■ **Dataset items**
+===+
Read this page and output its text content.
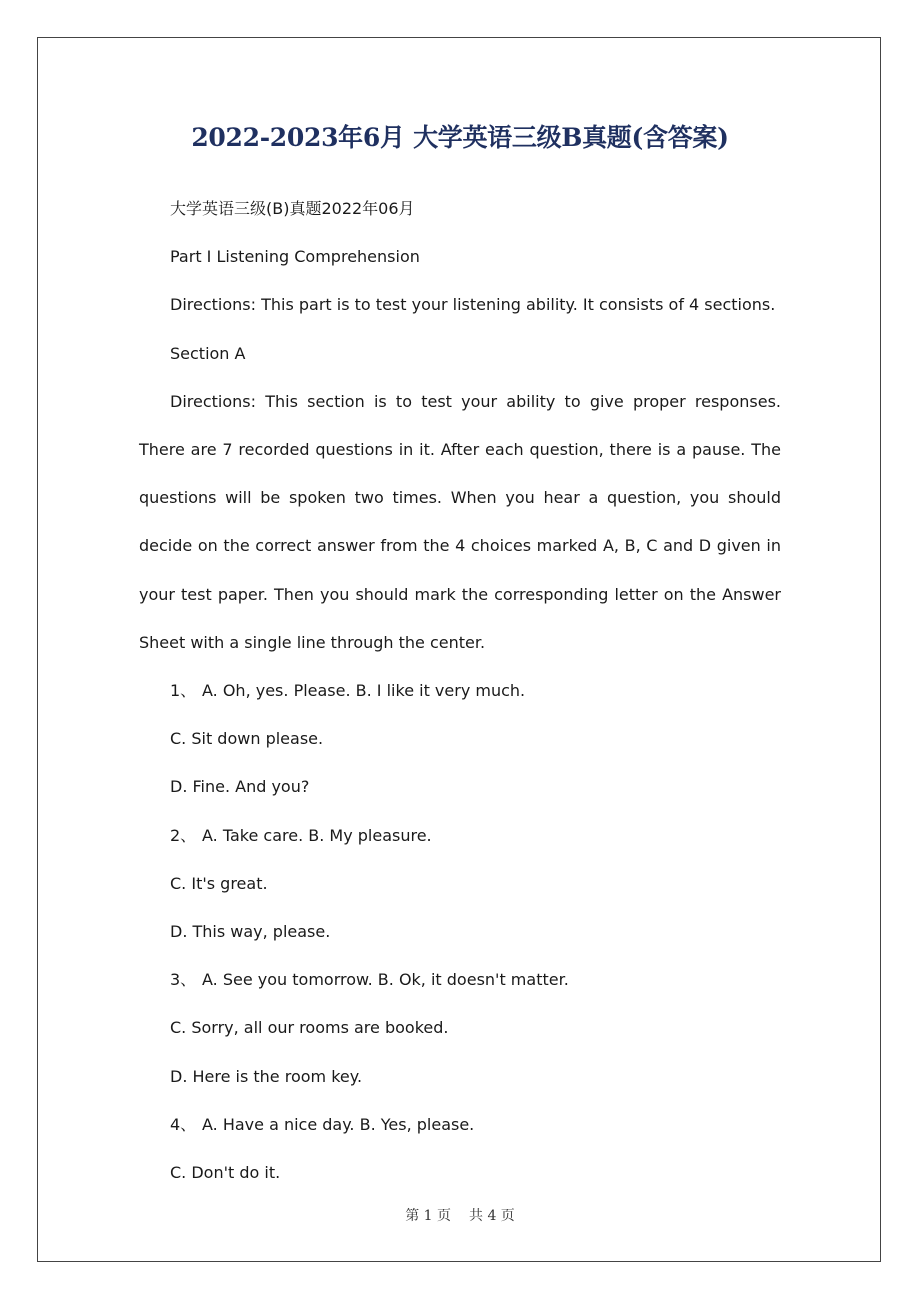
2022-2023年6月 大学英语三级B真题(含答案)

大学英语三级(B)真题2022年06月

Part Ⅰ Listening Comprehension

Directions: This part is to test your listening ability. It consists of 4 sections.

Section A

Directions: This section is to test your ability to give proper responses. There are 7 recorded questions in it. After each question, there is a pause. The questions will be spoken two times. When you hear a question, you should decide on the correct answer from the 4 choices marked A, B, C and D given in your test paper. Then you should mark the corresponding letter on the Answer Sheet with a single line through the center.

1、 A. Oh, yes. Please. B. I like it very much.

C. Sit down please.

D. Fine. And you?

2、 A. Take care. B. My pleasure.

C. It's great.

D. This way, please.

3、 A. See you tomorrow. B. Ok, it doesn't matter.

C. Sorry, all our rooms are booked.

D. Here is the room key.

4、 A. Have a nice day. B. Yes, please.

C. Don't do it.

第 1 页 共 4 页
+===+
Give all the lines above again, character for character, without pictures.

■ **EXERCISE RESULT**
Read this page and output its text content.
2022-2023年6月 大学英语三级B真题(含答案)

大学英语三级(B)真题2022年06月

Part Ⅰ Listening Comprehension

Directions: This part is to test your listening ability. It consists of 4 sections.

Section A

Directions: This section is to test your ability to give proper responses. There are 7 recorded questions in it. After each question, there is a pause. The questions will be spoken two times. When you hear a question, you should decide on the correct answer from the 4 choices marked A, B, C and D given in your test paper. Then you should mark the corresponding letter on the Answer Sheet with a single line through the center.

1、 A. Oh, yes. Please. B. I like it very much.

C. Sit down please.

D. Fine. And you?

2、 A. Take care. B. My pleasure.

C. It's great.

D. This way, please.

3、 A. See you tomorrow. B. Ok, it doesn't matter.

C. Sorry, all our rooms are booked.

D. Here is the room key.

4、 A. Have a nice day. B. Yes, please.

C. Don't do it.

第 1 页 共 4 页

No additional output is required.